__Saved data entries__:
• • • • •

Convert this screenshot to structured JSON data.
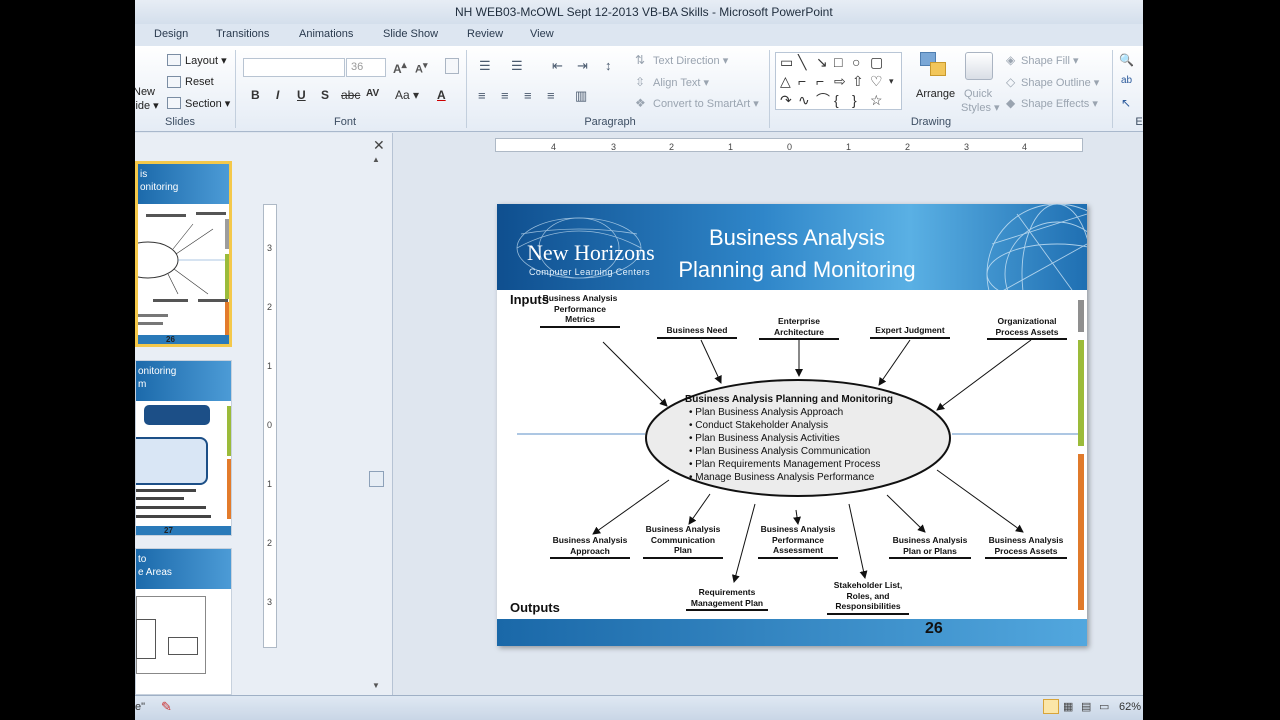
{
  "window": {
    "title": "NH WEB03-McOWL Sept 12-2013 VB-BA Skills  -  Microsoft PowerPoint"
  },
  "tabs": [
    "Design",
    "Transitions",
    "Animations",
    "Slide Show",
    "Review",
    "View"
  ],
  "ribbon": {
    "slides": {
      "label": "Slides",
      "new_slide": "New",
      "new_slide2": "lide ▾",
      "layout": "Layout ▾",
      "reset": "Reset",
      "section": "Section ▾"
    },
    "font": {
      "label": "Font",
      "size": "36",
      "bold": "B",
      "italic": "I",
      "underline": "U",
      "shadow": "S",
      "strike": "abc",
      "aa": "Aa ▾",
      "spacing": "AV"
    },
    "paragraph": {
      "label": "Paragraph",
      "text_direction": "Text Direction ▾",
      "align_text": "Align Text ▾",
      "convert": "Convert to SmartArt ▾"
    },
    "drawing": {
      "label": "Drawing",
      "arrange": "Arrange",
      "quick_styles": "Quick",
      "quick_styles2": "Styles ▾",
      "shape_fill": "Shape Fill ▾",
      "shape_outline": "Shape Outline ▾",
      "shape_effects": "Shape Effects ▾"
    },
    "editing": {
      "label": "E"
    }
  },
  "thumbnails": [
    {
      "title_line1": "is",
      "title_line2": "onitoring",
      "number": "26"
    },
    {
      "title_line1": "onitoring",
      "title_line2": "m",
      "number": "27"
    },
    {
      "title_line1": "to",
      "title_line2": "e Areas"
    }
  ],
  "slide": {
    "logo": "New Horizons",
    "logo_sub": "Computer Learning Centers",
    "title_line1": "Business Analysis",
    "title_line2": "Planning and Monitoring",
    "inputs_label": "Inputs",
    "outputs_label": "Outputs",
    "page_number": "26",
    "inputs": [
      "Business Analysis Performance Metrics",
      "Business Need",
      "Enterprise Architecture",
      "Expert Judgment",
      "Organizational Process Assets"
    ],
    "center_title": "Business Analysis Planning and Monitoring",
    "center_items": [
      "• Plan Business Analysis Approach",
      "• Conduct Stakeholder Analysis",
      "• Plan Business Analysis Activities",
      "• Plan Business Analysis Communication",
      "• Plan Requirements Management Process",
      "• Manage Business Analysis Performance"
    ],
    "outputs": [
      "Business Analysis Approach",
      "Business Analysis Communication Plan",
      "Requirements Management Plan",
      "Business Analysis Performance Assessment",
      "Stakeholder List, Roles, and Responsibilities",
      "Business Analysis Plan or Plans",
      "Business Analysis Process Assets"
    ]
  },
  "statusbar": {
    "zoom": "62%"
  }
}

• • • • •

__EXERCISE OBJECTIVE__: Go through the listing above and write it all out exactly, leaving out any picture.

__COMPLETE OUTPUT__:
Convert this screenshot to structured JSON data.
{
  "window": {
    "title": "NH WEB03-McOWL Sept 12-2013 VB-BA Skills  -  Microsoft PowerPoint"
  },
  "tabs": [
    "Design",
    "Transitions",
    "Animations",
    "Slide Show",
    "Review",
    "View"
  ],
  "ribbon": {
    "slides": {
      "label": "Slides",
      "new_slide": "New",
      "new_slide2": "lide ▾",
      "layout": "Layout ▾",
      "reset": "Reset",
      "section": "Section ▾"
    },
    "font": {
      "label": "Font",
      "size": "36",
      "bold": "B",
      "italic": "I",
      "underline": "U",
      "shadow": "S",
      "strike": "abc",
      "aa": "Aa ▾",
      "spacing": "AV"
    },
    "paragraph": {
      "label": "Paragraph",
      "text_direction": "Text Direction ▾",
      "align_text": "Align Text ▾",
      "convert": "Convert to SmartArt ▾"
    },
    "drawing": {
      "label": "Drawing",
      "arrange": "Arrange",
      "quick_styles": "Quick",
      "quick_styles2": "Styles ▾",
      "shape_fill": "Shape Fill ▾",
      "shape_outline": "Shape Outline ▾",
      "shape_effects": "Shape Effects ▾"
    },
    "editing": {
      "label": "E"
    }
  },
  "thumbnails": [
    {
      "title_line1": "is",
      "title_line2": "onitoring",
      "number": "26"
    },
    {
      "title_line1": "onitoring",
      "title_line2": "m",
      "number": "27"
    },
    {
      "title_line1": "to",
      "title_line2": "e Areas"
    }
  ],
  "slide": {
    "logo": "New Horizons",
    "logo_sub": "Computer Learning Centers",
    "title_line1": "Business Analysis",
    "title_line2": "Planning and Monitoring",
    "inputs_label": "Inputs",
    "outputs_label": "Outputs",
    "page_number": "26",
    "inputs": [
      "Business Analysis Performance Metrics",
      "Business Need",
      "Enterprise Architecture",
      "Expert Judgment",
      "Organizational Process Assets"
    ],
    "center_title": "Business Analysis Planning and Monitoring",
    "center_items": [
      "• Plan Business Analysis Approach",
      "• Conduct Stakeholder Analysis",
      "• Plan Business Analysis Activities",
      "• Plan Business Analysis Communication",
      "• Plan Requirements Management Process",
      "• Manage Business Analysis Performance"
    ],
    "outputs": [
      "Business Analysis Approach",
      "Business Analysis Communication Plan",
      "Requirements Management Plan",
      "Business Analysis Performance Assessment",
      "Stakeholder List, Roles, and Responsibilities",
      "Business Analysis Plan or Plans",
      "Business Analysis Process Assets"
    ]
  },
  "statusbar": {
    "zoom": "62%"
  }
}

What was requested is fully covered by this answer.